(Figure data in JSON)
- - - - -
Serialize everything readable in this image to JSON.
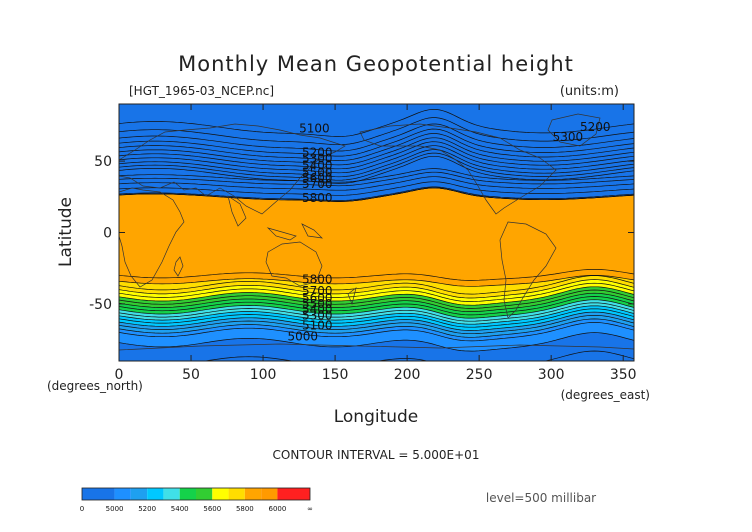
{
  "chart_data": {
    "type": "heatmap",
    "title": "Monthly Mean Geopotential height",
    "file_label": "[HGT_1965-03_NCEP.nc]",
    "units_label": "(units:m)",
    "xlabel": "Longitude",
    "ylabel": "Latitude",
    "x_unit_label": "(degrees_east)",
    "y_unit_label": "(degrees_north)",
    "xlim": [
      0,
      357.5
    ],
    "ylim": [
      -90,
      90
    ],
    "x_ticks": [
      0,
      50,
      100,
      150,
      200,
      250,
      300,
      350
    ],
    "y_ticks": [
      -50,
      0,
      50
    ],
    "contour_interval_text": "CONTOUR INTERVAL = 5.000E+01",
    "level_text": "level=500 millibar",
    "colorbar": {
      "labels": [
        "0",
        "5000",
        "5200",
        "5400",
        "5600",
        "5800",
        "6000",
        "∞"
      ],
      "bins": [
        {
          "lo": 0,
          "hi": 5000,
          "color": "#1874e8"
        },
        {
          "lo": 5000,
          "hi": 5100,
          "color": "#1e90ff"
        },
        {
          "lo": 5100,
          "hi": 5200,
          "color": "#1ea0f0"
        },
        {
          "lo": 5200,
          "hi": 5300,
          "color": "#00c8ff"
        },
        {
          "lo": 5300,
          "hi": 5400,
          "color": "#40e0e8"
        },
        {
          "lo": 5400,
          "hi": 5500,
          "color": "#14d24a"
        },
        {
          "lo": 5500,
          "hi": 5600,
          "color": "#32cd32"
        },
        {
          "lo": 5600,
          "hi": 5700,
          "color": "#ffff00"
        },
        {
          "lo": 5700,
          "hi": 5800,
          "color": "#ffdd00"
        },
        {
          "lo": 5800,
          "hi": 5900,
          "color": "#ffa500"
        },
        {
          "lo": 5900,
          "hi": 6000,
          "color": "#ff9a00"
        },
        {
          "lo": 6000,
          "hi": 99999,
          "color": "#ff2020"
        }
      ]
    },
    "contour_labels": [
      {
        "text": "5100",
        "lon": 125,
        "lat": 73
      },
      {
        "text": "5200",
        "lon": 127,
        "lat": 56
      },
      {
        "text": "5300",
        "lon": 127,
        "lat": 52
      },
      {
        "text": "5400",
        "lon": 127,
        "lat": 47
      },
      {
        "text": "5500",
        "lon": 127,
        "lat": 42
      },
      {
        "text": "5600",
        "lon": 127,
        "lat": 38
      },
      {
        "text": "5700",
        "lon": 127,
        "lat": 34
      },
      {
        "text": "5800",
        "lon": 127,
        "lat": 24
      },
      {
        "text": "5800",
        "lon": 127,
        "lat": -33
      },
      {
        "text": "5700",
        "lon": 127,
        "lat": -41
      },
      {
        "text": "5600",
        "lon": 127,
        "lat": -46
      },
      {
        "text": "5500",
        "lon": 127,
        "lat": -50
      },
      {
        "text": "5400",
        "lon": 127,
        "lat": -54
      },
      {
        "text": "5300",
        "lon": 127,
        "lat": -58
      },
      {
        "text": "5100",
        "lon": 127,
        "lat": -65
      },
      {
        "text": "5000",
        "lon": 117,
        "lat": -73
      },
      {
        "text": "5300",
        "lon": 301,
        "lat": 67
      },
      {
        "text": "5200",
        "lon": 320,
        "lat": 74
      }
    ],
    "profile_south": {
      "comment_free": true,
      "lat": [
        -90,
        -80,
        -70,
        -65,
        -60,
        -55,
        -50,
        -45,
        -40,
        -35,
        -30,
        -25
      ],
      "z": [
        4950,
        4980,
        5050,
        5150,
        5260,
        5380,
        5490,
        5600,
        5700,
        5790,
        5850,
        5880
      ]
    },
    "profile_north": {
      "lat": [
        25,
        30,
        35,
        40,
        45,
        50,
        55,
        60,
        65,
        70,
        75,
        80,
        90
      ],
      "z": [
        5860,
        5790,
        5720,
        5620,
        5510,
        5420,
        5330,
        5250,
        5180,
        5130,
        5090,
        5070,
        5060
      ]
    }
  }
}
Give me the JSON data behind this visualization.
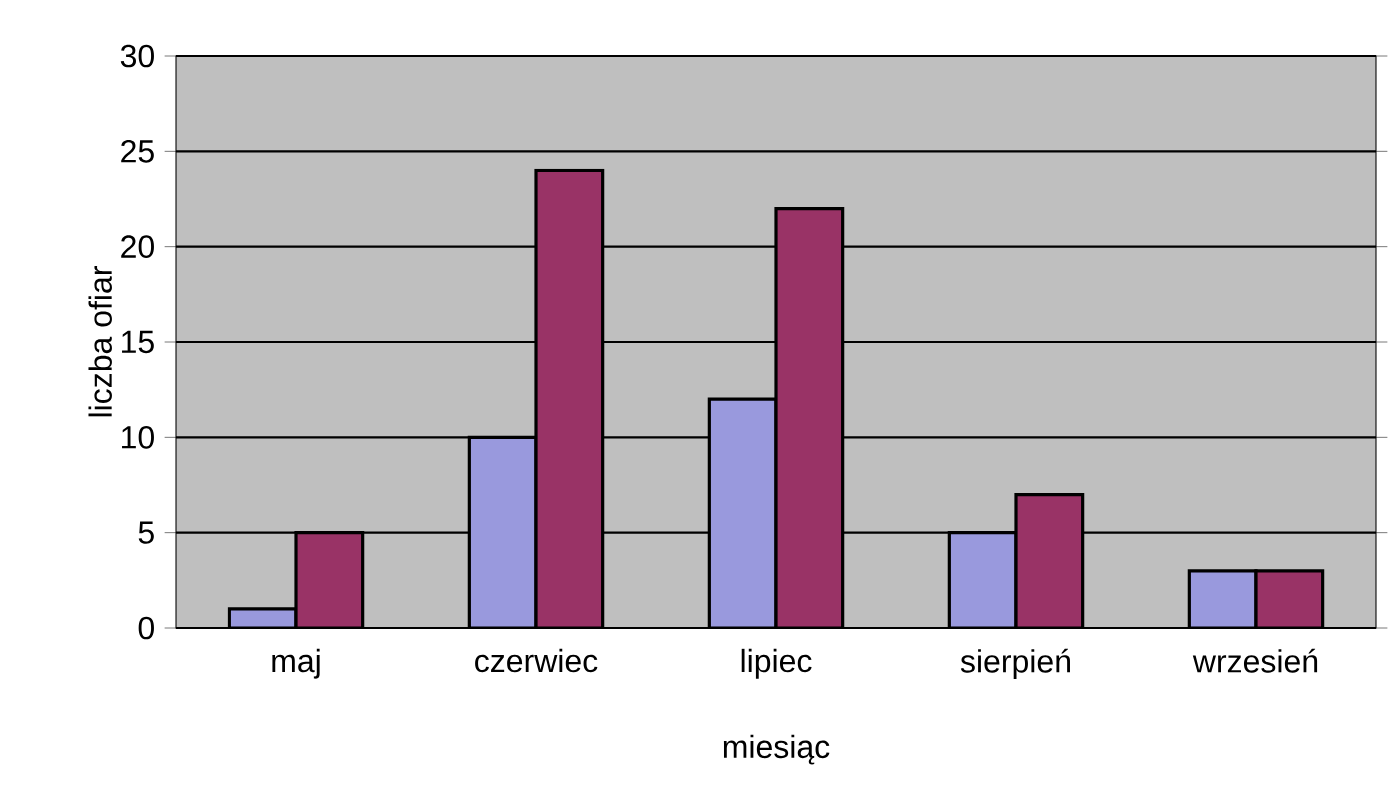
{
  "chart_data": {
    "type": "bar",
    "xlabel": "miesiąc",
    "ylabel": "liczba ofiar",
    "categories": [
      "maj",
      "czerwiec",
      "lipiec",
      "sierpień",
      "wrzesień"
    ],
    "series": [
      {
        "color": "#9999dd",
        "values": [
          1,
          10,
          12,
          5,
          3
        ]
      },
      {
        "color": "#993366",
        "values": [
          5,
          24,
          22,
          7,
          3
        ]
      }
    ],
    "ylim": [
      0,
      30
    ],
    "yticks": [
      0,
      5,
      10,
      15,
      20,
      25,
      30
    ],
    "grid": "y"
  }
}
- - - - -
Stated problem
Write out the entries above verbatim; the pictures do not belong in your copy.

Task solution
Serialize everything readable in this image to JSON.
{
  "chart_data": {
    "type": "heatmap",
    "title": "Monthly Mean Geopotential height",
    "file_label": "[HGT_1965-03_NCEP.nc]",
    "units_label": "(units:m)",
    "xlabel": "Longitude",
    "ylabel": "Latitude",
    "x_unit_label": "(degrees_east)",
    "y_unit_label": "(degrees_north)",
    "xlim": [
      0,
      357.5
    ],
    "ylim": [
      -90,
      90
    ],
    "x_ticks": [
      0,
      50,
      100,
      150,
      200,
      250,
      300,
      350
    ],
    "y_ticks": [
      -50,
      0,
      50
    ],
    "contour_interval_text": "CONTOUR INTERVAL = 5.000E+01",
    "level_text": "level=500 millibar",
    "colorbar": {
      "labels": [
        "0",
        "5000",
        "5200",
        "5400",
        "5600",
        "5800",
        "6000",
        "∞"
      ],
      "bins": [
        {
          "lo": 0,
          "hi": 5000,
          "color": "#1874e8"
        },
        {
          "lo": 5000,
          "hi": 5100,
          "color": "#1e90ff"
        },
        {
          "lo": 5100,
          "hi": 5200,
          "color": "#1ea0f0"
        },
        {
          "lo": 5200,
          "hi": 5300,
          "color": "#00c8ff"
        },
        {
          "lo": 5300,
          "hi": 5400,
          "color": "#40e0e8"
        },
        {
          "lo": 5400,
          "hi": 5500,
          "color": "#14d24a"
        },
        {
          "lo": 5500,
          "hi": 5600,
          "color": "#32cd32"
        },
        {
          "lo": 5600,
          "hi": 5700,
          "color": "#ffff00"
        },
        {
          "lo": 5700,
          "hi": 5800,
          "color": "#ffdd00"
        },
        {
          "lo": 5800,
          "hi": 5900,
          "color": "#ffa500"
        },
        {
          "lo": 5900,
          "hi": 6000,
          "color": "#ff9a00"
        },
        {
          "lo": 6000,
          "hi": 99999,
          "color": "#ff2020"
        }
      ]
    },
    "contour_labels": [
      {
        "text": "5100",
        "lon": 125,
        "lat": 73
      },
      {
        "text": "5200",
        "lon": 127,
        "lat": 56
      },
      {
        "text": "5300",
        "lon": 127,
        "lat": 52
      },
      {
        "text": "5400",
        "lon": 127,
        "lat": 47
      },
      {
        "text": "5500",
        "lon": 127,
        "lat": 42
      },
      {
        "text": "5600",
        "lon": 127,
        "lat": 38
      },
      {
        "text": "5700",
        "lon": 127,
        "lat": 34
      },
      {
        "text": "5800",
        "lon": 127,
        "lat": 24
      },
      {
        "text": "5800",
        "lon": 127,
        "lat": -33
      },
      {
        "text": "5700",
        "lon": 127,
        "lat": -41
      },
      {
        "text": "5600",
        "lon": 127,
        "lat": -46
      },
      {
        "text": "5500",
        "lon": 127,
        "lat": -50
      },
      {
        "text": "5400",
        "lon": 127,
        "lat": -54
      },
      {
        "text": "5300",
        "lon": 127,
        "lat": -58
      },
      {
        "text": "5100",
        "lon": 127,
        "lat": -65
      },
      {
        "text": "5000",
        "lon": 117,
        "lat": -73
      },
      {
        "text": "5300",
        "lon": 301,
        "lat": 67
      },
      {
        "text": "5200",
        "lon": 320,
        "lat": 74
      }
    ],
    "profile_south": {
      "comment_free": true,
      "lat": [
        -90,
        -80,
        -70,
        -65,
        -60,
        -55,
        -50,
        -45,
        -40,
        -35,
        -30,
        -25
      ],
      "z": [
        4950,
        4980,
        5050,
        5150,
        5260,
        5380,
        5490,
        5600,
        5700,
        5790,
        5850,
        5880
      ]
    },
    "profile_north": {
      "lat": [
        25,
        30,
        35,
        40,
        45,
        50,
        55,
        60,
        65,
        70,
        75,
        80,
        90
      ],
      "z": [
        5860,
        5790,
        5720,
        5620,
        5510,
        5420,
        5330,
        5250,
        5180,
        5130,
        5090,
        5070,
        5060
      ]
    }
  }
}
Give me the JSON data behind this visualization.
{
  "chart_data": {
    "type": "bar",
    "xlabel": "miesiąc",
    "ylabel": "liczba ofiar",
    "categories": [
      "maj",
      "czerwiec",
      "lipiec",
      "sierpień",
      "wrzesień"
    ],
    "series": [
      {
        "color": "#9999dd",
        "values": [
          1,
          10,
          12,
          5,
          3
        ]
      },
      {
        "color": "#993366",
        "values": [
          5,
          24,
          22,
          7,
          3
        ]
      }
    ],
    "ylim": [
      0,
      30
    ],
    "yticks": [
      0,
      5,
      10,
      15,
      20,
      25,
      30
    ],
    "grid": "y"
  }
}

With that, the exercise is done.